** START Exercise data **
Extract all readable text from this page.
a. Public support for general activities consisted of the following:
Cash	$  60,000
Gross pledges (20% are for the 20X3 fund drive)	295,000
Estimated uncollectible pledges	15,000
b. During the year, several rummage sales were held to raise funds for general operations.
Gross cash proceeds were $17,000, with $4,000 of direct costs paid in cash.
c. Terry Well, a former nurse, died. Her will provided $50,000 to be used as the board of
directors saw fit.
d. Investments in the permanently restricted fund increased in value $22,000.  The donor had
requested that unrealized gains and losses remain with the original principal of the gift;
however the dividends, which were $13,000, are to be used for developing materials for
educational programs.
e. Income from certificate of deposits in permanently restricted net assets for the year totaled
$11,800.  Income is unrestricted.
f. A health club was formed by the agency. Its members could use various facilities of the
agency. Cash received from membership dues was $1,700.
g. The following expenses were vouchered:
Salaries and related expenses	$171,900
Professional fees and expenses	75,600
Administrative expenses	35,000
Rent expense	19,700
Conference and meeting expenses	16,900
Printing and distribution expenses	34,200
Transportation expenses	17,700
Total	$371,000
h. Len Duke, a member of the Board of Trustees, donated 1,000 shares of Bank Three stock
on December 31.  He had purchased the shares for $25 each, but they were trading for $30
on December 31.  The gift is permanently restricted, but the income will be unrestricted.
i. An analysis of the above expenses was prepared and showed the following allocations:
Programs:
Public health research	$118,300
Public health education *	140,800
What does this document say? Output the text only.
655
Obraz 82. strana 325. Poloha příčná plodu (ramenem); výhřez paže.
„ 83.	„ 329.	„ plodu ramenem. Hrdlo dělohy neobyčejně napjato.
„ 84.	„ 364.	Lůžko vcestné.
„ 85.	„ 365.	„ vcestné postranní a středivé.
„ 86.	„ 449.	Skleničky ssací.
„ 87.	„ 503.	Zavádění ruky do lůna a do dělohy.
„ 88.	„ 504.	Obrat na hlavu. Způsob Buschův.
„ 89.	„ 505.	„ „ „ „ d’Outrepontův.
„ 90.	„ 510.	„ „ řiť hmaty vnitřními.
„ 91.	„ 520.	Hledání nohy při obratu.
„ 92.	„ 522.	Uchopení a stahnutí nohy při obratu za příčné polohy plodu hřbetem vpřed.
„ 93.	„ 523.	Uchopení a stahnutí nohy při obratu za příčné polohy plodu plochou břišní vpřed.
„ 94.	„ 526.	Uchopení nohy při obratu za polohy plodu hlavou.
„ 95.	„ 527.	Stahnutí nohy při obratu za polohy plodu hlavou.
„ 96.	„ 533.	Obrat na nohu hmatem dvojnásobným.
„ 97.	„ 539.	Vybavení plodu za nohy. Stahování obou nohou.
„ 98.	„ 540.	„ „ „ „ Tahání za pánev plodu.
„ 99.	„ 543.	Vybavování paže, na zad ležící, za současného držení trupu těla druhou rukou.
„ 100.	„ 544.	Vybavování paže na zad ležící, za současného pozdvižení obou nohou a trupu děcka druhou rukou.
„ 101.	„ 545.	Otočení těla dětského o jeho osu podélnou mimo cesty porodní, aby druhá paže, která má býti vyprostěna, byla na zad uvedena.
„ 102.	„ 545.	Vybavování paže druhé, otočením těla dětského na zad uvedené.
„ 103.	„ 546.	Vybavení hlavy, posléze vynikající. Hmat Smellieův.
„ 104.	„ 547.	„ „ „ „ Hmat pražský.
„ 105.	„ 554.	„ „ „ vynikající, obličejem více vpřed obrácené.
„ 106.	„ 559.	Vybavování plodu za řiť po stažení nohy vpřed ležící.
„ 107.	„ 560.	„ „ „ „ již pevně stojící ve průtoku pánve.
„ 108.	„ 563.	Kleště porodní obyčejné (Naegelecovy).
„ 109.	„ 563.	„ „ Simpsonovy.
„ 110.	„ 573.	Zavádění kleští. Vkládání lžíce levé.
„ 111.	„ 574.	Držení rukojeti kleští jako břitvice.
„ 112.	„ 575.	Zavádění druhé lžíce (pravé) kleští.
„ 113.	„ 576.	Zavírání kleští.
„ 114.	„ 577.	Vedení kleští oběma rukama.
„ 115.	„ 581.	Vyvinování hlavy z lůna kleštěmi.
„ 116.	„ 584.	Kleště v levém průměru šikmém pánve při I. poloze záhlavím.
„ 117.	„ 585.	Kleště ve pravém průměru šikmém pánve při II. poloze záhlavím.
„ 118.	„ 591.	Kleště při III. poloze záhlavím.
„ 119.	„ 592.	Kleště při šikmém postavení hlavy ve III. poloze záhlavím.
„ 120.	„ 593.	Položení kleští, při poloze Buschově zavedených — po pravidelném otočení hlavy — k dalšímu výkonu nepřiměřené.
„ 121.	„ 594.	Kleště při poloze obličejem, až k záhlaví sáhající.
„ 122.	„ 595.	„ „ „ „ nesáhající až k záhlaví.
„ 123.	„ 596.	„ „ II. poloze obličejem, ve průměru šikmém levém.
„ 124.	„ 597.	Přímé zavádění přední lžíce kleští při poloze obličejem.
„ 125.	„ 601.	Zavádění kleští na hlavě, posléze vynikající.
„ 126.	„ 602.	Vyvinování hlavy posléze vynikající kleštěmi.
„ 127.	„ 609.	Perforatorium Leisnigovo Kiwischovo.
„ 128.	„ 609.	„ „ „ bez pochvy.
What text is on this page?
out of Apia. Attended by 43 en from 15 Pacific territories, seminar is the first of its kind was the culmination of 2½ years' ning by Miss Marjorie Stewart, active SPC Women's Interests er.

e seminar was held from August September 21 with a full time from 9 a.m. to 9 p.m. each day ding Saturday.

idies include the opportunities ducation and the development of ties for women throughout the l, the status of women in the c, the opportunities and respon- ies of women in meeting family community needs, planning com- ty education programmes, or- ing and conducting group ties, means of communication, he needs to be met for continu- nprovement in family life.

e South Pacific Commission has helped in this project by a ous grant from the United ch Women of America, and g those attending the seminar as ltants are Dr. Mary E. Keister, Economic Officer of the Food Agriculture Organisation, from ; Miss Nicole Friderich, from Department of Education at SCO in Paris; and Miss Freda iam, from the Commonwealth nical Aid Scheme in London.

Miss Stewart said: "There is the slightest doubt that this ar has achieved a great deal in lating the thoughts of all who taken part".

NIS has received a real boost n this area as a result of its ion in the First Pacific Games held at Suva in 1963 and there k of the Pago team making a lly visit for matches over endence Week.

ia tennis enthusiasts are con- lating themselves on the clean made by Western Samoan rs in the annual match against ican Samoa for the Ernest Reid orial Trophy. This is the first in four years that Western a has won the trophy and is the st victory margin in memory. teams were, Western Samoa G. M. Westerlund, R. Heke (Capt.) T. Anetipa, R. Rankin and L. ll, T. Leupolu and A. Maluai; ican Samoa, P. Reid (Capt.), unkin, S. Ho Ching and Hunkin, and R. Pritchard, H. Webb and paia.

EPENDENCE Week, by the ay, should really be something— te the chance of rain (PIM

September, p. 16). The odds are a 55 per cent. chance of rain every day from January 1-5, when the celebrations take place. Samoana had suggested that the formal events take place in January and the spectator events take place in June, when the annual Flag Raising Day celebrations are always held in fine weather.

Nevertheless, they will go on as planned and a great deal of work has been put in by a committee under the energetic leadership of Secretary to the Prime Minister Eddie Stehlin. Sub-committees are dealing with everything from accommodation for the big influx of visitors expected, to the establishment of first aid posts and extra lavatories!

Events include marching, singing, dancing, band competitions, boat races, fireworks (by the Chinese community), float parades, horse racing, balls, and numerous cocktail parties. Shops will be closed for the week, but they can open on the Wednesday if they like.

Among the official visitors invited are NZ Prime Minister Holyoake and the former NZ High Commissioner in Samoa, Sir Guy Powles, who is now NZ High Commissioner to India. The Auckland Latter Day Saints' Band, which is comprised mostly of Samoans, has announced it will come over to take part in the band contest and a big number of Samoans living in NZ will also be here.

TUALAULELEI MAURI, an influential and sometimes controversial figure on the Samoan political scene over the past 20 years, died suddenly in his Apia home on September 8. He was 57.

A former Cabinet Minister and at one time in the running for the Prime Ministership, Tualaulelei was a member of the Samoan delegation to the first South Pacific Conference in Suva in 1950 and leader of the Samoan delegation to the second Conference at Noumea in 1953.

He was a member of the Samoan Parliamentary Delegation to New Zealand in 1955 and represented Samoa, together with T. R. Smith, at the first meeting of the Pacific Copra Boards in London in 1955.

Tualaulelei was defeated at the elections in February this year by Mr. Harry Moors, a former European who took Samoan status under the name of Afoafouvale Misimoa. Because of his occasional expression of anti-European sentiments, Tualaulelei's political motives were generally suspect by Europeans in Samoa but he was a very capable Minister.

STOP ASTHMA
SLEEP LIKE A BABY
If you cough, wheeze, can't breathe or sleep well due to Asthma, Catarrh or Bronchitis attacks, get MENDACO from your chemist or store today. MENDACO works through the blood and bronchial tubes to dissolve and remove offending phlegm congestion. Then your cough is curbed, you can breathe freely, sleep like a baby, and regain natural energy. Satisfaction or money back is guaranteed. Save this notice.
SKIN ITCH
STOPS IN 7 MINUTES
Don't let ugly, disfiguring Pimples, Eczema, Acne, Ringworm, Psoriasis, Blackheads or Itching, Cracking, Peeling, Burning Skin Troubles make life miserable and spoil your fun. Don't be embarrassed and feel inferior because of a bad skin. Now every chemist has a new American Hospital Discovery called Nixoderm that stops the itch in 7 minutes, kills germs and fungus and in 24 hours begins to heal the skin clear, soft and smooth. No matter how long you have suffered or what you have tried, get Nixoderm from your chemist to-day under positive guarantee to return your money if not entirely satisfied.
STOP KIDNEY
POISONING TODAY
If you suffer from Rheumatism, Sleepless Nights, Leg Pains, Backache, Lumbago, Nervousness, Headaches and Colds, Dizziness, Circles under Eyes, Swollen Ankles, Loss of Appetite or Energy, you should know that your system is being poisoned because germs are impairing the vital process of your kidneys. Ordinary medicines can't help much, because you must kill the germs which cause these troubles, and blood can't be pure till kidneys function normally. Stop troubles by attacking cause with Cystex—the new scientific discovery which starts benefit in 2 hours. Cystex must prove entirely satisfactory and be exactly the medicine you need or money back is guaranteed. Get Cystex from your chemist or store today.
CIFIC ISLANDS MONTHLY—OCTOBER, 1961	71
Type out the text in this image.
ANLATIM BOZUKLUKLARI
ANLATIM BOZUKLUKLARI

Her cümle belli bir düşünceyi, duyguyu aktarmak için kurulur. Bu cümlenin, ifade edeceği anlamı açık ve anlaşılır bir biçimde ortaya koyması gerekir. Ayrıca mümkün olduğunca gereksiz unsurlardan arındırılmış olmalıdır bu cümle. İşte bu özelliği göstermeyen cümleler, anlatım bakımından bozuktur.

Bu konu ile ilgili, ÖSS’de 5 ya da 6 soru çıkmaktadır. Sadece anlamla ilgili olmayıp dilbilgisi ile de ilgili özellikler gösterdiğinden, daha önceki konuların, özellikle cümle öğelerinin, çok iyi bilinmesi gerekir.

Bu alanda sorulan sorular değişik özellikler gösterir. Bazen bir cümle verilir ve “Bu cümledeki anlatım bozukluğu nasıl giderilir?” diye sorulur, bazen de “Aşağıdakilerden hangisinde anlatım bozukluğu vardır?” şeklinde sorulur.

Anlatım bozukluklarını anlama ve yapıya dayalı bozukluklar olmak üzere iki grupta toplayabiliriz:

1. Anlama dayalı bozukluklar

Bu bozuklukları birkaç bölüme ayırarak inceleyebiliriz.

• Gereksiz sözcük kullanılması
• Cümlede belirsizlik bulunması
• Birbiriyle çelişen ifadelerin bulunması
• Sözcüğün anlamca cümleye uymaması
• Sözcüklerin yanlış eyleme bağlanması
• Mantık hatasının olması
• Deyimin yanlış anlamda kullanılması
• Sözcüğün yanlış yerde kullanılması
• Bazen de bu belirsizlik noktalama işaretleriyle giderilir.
** END Exercise data **
#### [Stated problem]
From the data, collect all lines where the string "health" appears.

#### [Exercise answer]
f. A health club was formed by the agency. Its members could use various facilities of the
Public health research	$118,300
Public health education *	140,800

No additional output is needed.